### Exercise brief
Starting at the line that contains "Patent image size: (1320, 1020)." and ending at the line that contains "The front edge 30 is at (330, 470).", rename "luggage compartment" to "cargo area" and return those lines of the material with nothing else changed.

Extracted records

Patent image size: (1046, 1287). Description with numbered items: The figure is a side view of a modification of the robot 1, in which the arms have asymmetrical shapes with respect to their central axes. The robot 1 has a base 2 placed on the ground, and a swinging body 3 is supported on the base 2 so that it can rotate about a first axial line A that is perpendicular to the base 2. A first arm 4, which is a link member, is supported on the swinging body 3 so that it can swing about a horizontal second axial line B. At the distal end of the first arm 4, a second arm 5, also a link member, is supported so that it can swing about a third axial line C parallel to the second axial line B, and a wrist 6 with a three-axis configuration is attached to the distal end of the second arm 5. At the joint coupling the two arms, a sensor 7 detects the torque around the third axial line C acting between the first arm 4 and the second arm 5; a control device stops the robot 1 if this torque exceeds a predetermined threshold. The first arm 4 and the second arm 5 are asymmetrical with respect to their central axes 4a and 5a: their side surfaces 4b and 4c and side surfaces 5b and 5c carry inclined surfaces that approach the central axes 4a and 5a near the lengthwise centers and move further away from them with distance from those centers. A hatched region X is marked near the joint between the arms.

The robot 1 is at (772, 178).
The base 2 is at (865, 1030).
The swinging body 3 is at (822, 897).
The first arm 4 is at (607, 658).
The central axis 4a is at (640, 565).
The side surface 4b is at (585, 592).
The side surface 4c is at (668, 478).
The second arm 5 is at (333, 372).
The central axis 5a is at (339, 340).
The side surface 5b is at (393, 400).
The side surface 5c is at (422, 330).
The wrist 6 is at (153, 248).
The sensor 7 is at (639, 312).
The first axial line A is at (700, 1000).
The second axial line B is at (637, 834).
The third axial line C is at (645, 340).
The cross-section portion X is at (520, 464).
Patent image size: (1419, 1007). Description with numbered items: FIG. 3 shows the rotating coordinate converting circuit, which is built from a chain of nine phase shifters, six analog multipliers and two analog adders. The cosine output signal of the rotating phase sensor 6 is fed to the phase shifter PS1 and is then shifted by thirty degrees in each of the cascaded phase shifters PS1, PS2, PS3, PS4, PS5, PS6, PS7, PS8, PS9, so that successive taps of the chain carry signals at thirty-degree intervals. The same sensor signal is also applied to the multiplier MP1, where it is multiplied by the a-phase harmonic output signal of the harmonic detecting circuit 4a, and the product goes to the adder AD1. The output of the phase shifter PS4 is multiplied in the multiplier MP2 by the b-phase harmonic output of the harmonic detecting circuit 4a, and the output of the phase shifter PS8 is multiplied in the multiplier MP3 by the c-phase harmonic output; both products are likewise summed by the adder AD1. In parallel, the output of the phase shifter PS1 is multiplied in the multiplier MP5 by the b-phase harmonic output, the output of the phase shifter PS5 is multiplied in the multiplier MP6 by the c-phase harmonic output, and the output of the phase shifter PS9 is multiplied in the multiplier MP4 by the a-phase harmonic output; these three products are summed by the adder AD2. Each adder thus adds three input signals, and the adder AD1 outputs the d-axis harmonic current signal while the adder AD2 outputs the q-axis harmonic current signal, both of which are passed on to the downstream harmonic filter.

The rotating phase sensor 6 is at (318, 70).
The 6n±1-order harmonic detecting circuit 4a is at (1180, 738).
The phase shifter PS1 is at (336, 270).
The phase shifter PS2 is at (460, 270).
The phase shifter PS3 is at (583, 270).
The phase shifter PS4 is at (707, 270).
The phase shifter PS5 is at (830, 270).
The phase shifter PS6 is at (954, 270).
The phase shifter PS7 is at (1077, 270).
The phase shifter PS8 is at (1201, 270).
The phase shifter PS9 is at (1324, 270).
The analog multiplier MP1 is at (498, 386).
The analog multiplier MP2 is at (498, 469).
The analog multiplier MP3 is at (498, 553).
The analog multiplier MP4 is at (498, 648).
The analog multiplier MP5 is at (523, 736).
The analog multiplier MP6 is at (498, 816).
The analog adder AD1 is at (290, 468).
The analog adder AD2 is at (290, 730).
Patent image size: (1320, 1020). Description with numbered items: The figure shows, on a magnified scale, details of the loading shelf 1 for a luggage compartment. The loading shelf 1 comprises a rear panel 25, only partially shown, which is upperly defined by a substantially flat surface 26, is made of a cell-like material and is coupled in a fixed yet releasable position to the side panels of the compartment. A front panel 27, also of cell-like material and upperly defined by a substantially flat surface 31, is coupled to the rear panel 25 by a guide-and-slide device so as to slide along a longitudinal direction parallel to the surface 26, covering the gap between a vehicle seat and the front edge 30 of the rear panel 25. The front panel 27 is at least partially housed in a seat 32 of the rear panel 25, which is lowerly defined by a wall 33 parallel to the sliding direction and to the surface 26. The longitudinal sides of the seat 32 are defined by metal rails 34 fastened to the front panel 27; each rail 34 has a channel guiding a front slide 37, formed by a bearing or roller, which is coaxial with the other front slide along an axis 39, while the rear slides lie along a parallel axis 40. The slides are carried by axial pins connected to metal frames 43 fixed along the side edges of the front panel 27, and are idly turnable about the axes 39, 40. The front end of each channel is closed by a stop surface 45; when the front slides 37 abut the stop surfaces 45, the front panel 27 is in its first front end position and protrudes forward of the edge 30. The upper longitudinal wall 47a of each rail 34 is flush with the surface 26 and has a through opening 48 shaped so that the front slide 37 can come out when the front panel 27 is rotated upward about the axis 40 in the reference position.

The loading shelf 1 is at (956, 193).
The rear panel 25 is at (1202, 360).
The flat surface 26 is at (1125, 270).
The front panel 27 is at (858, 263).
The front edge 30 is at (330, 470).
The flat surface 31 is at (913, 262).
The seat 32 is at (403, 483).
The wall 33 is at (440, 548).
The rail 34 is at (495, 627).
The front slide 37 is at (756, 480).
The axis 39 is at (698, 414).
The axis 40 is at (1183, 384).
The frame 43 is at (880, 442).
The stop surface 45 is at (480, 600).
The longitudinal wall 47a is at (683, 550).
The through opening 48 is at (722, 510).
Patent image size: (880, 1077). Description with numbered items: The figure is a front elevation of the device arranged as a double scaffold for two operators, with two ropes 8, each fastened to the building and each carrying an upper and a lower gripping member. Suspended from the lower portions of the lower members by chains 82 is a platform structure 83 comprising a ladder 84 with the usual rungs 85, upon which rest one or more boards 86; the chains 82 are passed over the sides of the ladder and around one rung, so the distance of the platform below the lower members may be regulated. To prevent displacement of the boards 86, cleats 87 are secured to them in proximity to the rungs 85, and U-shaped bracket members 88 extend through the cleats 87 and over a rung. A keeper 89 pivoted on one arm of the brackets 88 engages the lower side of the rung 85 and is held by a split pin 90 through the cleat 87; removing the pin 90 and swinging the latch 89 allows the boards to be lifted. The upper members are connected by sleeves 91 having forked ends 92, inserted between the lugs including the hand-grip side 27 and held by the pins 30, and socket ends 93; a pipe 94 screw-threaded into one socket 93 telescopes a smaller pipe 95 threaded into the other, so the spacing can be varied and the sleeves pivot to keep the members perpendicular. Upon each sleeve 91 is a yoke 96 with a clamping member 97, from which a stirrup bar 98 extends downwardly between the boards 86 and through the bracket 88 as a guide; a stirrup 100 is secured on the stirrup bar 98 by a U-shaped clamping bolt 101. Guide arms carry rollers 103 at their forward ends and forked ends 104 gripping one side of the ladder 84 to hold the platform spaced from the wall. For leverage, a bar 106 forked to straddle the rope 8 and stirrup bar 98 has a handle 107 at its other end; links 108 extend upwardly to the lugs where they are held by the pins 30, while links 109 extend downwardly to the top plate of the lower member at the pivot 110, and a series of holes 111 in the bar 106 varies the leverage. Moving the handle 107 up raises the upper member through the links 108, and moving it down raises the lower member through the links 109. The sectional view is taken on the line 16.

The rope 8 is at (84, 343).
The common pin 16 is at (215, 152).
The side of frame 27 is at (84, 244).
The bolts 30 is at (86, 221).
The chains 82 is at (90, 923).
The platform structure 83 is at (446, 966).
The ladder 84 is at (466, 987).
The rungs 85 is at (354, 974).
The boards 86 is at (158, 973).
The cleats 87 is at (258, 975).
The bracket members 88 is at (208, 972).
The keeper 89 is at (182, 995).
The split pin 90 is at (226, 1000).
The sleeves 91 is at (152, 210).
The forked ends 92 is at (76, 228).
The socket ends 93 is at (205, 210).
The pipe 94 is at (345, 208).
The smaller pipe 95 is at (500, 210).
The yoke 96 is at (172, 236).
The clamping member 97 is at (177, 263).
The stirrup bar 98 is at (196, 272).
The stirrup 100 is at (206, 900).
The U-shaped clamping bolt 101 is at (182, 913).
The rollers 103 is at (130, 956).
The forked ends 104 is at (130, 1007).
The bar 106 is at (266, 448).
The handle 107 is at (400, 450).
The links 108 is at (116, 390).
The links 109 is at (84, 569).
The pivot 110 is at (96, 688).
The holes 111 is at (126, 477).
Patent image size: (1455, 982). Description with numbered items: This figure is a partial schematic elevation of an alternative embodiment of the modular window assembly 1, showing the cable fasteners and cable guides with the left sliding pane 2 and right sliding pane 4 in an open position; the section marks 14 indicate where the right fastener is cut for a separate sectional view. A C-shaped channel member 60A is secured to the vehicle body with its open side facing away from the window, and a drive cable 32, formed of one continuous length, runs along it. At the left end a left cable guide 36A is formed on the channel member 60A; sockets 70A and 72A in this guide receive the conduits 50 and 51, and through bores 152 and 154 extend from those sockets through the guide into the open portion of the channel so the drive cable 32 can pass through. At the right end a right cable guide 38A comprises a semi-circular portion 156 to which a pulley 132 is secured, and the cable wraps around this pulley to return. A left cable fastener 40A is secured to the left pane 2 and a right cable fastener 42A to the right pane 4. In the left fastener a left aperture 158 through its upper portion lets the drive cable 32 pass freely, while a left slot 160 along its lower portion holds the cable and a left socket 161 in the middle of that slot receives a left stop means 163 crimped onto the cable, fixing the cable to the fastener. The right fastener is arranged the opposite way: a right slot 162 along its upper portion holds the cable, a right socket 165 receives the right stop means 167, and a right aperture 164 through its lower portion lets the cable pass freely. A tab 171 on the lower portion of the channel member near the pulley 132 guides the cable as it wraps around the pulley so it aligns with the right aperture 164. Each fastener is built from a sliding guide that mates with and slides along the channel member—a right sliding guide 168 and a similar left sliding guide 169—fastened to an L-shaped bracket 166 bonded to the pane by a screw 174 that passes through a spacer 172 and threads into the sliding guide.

### Output
Patent image size: (1320, 1020). Description with numbered items: The figure shows, on a magnified scale, details of the loading shelf 1 for a cargo area. The loading shelf 1 comprises a rear panel 25, only partially shown, which is upperly defined by a substantially flat surface 26, is made of a cell-like material and is coupled in a fixed yet releasable position to the side panels of the compartment. A front panel 27, also of cell-like material and upperly defined by a substantially flat surface 31, is coupled to the rear panel 25 by a guide-and-slide device so as to slide along a longitudinal direction parallel to the surface 26, covering the gap between a vehicle seat and the front edge 30 of the rear panel 25. The front panel 27 is at least partially housed in a seat 32 of the rear panel 25, which is lowerly defined by a wall 33 parallel to the sliding direction and to the surface 26. The longitudinal sides of the seat 32 are defined by metal rails 34 fastened to the front panel 27; each rail 34 has a channel guiding a front slide 37, formed by a bearing or roller, which is coaxial with the other front slide along an axis 39, while the rear slides lie along a parallel axis 40. The slides are carried by axial pins connected to metal frames 43 fixed along the side edges of the front panel 27, and are idly turnable about the axes 39, 40. The front end of each channel is closed by a stop surface 45; when the front slides 37 abut the stop surfaces 45, the front panel 27 is in its first front end position and protrudes forward of the edge 30. The upper longitudinal wall 47a of each rail 34 is flush with the surface 26 and has a through opening 48 shaped so that the front slide 37 can come out when the front panel 27 is rotated upward about the axis 40 in the reference position.

The loading shelf 1 is at (956, 193).
The rear panel 25 is at (1202, 360).
The flat surface 26 is at (1125, 270).
The front panel 27 is at (858, 263).
The front edge 30 is at (330, 470).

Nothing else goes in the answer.